Write out exactly, with no other output, the lines below from the one that contains "Read out every word on this page." through the end.
Records supplied start
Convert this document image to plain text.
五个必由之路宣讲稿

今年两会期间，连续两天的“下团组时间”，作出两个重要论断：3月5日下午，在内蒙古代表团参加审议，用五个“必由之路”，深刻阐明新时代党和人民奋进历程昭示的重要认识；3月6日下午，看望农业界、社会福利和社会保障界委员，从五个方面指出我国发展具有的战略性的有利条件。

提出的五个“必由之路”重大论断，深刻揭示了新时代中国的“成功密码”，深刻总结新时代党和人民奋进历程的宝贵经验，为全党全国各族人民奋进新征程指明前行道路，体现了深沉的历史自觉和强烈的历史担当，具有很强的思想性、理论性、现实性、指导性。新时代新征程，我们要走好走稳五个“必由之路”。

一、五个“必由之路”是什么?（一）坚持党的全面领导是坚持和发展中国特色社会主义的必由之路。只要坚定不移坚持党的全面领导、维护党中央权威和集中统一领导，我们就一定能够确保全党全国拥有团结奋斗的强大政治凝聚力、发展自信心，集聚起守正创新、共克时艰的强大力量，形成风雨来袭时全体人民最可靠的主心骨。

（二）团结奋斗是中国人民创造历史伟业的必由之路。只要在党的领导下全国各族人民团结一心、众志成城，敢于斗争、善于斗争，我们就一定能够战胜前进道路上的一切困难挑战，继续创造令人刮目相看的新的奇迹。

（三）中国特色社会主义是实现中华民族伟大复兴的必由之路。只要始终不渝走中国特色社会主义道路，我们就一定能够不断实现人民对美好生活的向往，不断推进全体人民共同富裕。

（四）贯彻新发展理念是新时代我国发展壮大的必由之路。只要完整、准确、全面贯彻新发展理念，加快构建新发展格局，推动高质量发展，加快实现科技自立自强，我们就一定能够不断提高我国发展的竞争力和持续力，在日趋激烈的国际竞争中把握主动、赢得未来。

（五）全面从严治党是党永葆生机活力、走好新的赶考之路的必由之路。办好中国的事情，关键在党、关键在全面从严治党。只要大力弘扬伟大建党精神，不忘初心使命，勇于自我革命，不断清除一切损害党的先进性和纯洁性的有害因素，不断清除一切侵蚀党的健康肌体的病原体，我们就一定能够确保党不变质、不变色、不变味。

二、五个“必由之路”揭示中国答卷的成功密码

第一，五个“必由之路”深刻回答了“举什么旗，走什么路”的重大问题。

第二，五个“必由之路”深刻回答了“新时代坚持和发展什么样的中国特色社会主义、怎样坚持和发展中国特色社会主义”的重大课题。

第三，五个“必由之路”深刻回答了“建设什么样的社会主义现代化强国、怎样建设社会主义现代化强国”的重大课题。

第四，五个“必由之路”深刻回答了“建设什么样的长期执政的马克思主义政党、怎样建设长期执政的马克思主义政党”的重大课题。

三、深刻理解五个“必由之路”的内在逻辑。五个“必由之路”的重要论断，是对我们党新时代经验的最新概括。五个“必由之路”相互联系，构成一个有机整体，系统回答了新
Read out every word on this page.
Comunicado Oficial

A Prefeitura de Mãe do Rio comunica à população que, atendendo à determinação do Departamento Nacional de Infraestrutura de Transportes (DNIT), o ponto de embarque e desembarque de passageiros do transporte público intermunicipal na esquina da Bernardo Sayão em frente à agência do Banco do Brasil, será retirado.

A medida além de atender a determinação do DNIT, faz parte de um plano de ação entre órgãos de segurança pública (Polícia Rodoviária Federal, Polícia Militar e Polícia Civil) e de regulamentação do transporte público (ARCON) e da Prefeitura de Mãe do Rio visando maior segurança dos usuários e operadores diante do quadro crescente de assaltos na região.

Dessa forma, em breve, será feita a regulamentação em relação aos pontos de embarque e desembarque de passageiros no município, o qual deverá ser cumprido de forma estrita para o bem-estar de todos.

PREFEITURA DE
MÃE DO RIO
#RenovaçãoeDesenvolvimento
Records supplied end
_Worked solution_
Read out every word on this page.
Comunicado Oficial

A Prefeitura de Mãe do Rio comunica à população que, atendendo à determinação do Departamento Nacional de Infraestrutura de Transportes (DNIT), o ponto de embarque e desembarque de passageiros do transporte público intermunicipal na esquina da Bernardo Sayão em frente à agência do Banco do Brasil, será retirado.

A medida além de atender a determinação do DNIT, faz parte de um plano de ação entre órgãos de segurança pública (Polícia Rodoviária Federal, Polícia Militar e Polícia Civil) e de regulamentação do transporte público (ARCON) e da Prefeitura de Mãe do Rio visando maior segurança dos usuários e operadores diante do quadro crescente de assaltos na região.

Dessa forma, em breve, será feita a regulamentação em relação aos pontos de embarque e desembarque de passageiros no município, o qual deverá ser cumprido de forma estrita para o bem-estar de todos.

PREFEITURA DE
MÃE DO RIO
#RenovaçãoeDesenvolvimento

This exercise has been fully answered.